- _TASK TO CARRY OUT_:
Copy all lines that contain the word "Real".

- _SUPPLIED ENTRIES_:
- - - - - - -
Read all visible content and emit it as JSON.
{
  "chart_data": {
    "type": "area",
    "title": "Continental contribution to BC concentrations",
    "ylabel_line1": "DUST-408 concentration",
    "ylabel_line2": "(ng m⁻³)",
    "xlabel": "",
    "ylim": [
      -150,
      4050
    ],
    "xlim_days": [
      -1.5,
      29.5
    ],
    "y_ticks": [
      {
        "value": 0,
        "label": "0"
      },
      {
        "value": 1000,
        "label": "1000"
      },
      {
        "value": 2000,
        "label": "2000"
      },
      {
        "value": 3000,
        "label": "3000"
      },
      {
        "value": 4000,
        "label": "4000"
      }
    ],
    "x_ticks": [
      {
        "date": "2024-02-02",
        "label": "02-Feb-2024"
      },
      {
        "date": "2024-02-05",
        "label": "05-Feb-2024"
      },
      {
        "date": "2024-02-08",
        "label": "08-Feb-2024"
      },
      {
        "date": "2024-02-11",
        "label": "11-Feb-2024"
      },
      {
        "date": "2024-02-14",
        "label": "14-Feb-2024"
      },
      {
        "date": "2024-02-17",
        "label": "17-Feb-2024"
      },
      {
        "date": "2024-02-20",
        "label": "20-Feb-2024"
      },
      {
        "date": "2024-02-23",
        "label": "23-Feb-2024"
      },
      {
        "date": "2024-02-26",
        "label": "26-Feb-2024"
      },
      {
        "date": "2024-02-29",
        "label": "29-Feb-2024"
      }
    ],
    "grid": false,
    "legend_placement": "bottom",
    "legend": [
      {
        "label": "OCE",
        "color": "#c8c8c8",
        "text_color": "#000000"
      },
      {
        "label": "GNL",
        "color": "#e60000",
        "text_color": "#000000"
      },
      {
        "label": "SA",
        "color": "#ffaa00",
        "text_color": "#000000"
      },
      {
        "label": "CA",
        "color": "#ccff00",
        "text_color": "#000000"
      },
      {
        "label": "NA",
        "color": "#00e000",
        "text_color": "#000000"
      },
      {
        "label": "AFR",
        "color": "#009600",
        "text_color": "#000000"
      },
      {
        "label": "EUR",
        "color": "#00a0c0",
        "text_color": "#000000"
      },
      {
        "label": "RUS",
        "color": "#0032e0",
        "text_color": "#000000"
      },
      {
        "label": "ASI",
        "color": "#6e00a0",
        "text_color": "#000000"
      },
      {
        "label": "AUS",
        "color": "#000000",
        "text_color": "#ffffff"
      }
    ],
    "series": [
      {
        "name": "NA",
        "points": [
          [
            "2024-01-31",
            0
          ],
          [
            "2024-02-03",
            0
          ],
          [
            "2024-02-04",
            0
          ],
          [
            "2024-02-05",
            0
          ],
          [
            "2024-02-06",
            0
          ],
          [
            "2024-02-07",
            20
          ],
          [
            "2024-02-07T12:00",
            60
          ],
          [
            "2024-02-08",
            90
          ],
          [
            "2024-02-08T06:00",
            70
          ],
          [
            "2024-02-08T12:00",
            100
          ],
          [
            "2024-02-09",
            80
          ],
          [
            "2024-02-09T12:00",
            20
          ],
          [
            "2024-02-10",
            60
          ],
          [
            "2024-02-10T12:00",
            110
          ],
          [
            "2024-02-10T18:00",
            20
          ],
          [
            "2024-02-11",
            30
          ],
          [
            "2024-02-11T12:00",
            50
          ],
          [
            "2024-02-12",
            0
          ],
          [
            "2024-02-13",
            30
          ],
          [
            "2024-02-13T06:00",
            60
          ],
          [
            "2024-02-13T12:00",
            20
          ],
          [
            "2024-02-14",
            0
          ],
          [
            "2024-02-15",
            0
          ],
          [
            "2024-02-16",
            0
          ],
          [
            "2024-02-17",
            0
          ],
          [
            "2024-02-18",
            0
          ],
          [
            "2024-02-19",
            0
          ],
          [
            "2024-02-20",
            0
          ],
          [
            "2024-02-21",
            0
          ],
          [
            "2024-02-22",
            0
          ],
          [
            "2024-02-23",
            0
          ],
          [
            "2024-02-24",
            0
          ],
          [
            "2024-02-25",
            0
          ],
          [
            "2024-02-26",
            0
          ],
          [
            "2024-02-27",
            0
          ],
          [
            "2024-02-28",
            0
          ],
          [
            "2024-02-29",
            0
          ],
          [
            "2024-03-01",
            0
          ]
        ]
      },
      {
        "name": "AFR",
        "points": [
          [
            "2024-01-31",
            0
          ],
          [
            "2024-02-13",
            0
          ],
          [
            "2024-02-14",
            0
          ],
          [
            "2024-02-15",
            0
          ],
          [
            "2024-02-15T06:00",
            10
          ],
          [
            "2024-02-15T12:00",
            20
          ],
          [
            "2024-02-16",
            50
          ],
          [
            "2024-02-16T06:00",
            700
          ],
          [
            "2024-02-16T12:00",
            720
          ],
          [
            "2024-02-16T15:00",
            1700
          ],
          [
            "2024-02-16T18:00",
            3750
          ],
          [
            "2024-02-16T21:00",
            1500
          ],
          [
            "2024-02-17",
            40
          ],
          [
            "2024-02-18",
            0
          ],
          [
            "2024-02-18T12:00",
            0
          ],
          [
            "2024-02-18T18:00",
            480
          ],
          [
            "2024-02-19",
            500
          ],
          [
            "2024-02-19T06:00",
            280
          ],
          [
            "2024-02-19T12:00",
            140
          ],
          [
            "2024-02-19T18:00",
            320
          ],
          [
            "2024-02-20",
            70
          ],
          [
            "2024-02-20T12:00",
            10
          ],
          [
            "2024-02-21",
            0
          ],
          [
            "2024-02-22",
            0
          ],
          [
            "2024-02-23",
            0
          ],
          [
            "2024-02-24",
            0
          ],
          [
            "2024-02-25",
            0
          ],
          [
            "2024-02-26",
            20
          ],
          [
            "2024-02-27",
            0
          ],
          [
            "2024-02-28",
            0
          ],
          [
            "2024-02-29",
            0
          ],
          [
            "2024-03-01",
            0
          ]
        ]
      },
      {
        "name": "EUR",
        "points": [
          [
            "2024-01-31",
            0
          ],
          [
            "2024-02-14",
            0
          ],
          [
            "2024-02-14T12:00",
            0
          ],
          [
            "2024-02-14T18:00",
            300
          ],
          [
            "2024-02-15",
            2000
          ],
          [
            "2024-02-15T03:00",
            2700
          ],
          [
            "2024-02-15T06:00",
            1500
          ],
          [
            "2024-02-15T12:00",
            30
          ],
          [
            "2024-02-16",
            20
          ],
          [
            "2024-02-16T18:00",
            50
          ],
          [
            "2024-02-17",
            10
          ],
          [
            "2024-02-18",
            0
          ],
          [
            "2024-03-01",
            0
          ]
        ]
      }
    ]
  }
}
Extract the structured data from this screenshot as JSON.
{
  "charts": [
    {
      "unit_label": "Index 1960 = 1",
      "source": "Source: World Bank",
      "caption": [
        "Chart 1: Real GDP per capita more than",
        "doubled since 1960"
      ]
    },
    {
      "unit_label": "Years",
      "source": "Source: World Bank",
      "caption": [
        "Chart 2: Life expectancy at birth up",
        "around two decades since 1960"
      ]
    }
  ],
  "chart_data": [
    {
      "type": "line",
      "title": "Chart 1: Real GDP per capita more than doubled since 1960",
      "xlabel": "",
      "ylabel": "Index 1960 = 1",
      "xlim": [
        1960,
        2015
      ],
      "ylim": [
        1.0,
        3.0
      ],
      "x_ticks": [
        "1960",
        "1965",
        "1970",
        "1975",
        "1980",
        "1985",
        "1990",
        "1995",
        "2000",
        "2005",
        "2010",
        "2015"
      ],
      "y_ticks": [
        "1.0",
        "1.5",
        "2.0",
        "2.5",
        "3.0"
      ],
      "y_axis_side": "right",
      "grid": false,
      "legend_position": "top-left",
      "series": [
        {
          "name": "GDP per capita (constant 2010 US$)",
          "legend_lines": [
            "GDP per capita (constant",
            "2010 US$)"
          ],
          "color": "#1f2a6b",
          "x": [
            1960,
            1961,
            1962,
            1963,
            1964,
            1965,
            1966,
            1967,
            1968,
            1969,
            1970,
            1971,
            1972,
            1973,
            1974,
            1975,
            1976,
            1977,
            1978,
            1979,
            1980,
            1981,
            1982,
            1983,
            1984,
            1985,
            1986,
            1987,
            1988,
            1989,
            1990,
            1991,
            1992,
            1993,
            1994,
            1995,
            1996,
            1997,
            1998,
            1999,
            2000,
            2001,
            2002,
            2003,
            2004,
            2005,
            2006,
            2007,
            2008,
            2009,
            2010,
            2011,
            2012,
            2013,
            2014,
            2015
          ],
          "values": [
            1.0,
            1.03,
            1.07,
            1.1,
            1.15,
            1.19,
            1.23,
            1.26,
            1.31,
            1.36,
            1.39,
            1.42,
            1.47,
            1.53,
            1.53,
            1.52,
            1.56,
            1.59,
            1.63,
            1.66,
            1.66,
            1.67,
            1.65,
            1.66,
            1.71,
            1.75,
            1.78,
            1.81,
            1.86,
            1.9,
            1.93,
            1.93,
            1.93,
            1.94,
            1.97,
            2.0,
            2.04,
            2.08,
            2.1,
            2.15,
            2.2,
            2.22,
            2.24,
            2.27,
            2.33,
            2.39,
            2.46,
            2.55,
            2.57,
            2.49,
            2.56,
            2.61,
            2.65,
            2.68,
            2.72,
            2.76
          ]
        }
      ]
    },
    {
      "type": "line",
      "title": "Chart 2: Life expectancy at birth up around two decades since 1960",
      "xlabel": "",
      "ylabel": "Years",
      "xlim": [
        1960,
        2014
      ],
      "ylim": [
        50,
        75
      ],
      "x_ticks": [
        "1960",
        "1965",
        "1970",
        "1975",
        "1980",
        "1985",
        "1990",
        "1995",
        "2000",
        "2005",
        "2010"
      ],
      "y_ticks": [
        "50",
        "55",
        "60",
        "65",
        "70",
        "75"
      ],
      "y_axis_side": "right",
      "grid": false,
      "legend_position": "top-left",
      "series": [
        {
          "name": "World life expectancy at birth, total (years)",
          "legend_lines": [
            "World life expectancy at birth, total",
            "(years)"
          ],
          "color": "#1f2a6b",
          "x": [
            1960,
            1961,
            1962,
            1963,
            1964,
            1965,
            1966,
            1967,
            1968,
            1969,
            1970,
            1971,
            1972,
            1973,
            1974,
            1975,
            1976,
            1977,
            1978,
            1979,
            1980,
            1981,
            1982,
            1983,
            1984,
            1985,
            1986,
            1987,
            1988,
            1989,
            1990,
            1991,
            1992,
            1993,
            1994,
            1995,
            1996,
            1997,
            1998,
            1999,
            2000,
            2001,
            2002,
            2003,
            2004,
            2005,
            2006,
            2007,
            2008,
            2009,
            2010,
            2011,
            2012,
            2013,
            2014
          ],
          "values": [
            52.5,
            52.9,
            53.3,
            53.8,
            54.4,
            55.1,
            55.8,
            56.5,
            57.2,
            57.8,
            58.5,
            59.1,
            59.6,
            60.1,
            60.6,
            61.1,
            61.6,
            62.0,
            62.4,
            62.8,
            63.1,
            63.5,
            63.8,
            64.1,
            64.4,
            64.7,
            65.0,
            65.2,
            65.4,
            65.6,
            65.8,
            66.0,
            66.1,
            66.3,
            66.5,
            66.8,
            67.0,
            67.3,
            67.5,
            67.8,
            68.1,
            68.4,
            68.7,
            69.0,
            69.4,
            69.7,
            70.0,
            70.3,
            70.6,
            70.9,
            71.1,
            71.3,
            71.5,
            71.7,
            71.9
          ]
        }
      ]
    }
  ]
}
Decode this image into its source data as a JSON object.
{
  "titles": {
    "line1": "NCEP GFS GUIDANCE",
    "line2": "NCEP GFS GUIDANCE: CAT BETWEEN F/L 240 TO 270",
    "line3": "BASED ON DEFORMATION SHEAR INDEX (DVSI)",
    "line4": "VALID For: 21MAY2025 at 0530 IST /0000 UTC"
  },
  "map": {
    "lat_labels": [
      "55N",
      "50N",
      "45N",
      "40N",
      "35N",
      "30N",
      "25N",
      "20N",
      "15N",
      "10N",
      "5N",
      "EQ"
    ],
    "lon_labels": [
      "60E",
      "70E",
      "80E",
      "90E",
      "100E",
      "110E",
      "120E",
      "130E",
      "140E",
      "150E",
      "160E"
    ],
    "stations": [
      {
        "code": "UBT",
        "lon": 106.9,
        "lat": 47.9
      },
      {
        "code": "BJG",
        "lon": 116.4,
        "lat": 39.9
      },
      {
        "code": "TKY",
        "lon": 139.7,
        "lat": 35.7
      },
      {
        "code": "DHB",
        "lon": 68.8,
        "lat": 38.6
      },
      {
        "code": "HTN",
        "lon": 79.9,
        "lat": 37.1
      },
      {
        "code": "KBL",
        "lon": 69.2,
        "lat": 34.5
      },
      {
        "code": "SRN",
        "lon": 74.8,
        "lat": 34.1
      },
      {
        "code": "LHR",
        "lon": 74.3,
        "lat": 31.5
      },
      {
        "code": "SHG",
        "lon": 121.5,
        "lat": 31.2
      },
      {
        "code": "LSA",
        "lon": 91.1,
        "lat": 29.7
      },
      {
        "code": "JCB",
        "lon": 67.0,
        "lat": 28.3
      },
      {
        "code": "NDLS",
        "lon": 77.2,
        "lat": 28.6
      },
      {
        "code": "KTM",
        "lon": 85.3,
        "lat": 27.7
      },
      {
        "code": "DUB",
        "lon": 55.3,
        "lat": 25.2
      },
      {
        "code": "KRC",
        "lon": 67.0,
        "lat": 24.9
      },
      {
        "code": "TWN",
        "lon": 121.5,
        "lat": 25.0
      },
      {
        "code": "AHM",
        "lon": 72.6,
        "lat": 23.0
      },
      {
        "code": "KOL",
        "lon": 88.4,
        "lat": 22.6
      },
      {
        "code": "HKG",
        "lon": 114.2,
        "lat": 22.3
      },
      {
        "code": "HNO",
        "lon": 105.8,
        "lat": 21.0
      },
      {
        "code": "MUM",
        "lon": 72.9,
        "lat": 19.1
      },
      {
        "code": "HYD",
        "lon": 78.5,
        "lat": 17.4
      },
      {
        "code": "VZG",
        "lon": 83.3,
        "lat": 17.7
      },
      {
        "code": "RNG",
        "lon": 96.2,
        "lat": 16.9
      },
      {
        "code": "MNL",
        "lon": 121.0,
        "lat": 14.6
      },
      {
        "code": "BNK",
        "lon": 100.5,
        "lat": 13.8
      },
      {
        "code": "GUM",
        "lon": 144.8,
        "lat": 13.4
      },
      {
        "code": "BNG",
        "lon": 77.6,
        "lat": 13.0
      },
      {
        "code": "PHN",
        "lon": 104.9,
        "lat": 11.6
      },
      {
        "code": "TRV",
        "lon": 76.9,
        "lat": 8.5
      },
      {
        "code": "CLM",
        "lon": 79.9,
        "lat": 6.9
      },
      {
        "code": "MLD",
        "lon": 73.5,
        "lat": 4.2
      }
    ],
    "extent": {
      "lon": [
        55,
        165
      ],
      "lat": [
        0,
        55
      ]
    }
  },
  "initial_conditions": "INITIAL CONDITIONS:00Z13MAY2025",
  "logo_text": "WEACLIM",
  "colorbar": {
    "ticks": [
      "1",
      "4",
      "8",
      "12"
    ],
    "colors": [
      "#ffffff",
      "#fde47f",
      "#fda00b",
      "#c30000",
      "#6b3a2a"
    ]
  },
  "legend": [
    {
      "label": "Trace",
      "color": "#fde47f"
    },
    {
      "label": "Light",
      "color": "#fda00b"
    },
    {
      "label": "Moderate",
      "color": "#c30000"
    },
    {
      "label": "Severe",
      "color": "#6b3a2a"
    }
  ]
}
- - - - - - -
- _COMPLETED TASK_:
        "Chart 1: Real GDP per capita more than",
      "title": "Chart 1: Real GDP per capita more than doubled since 1960",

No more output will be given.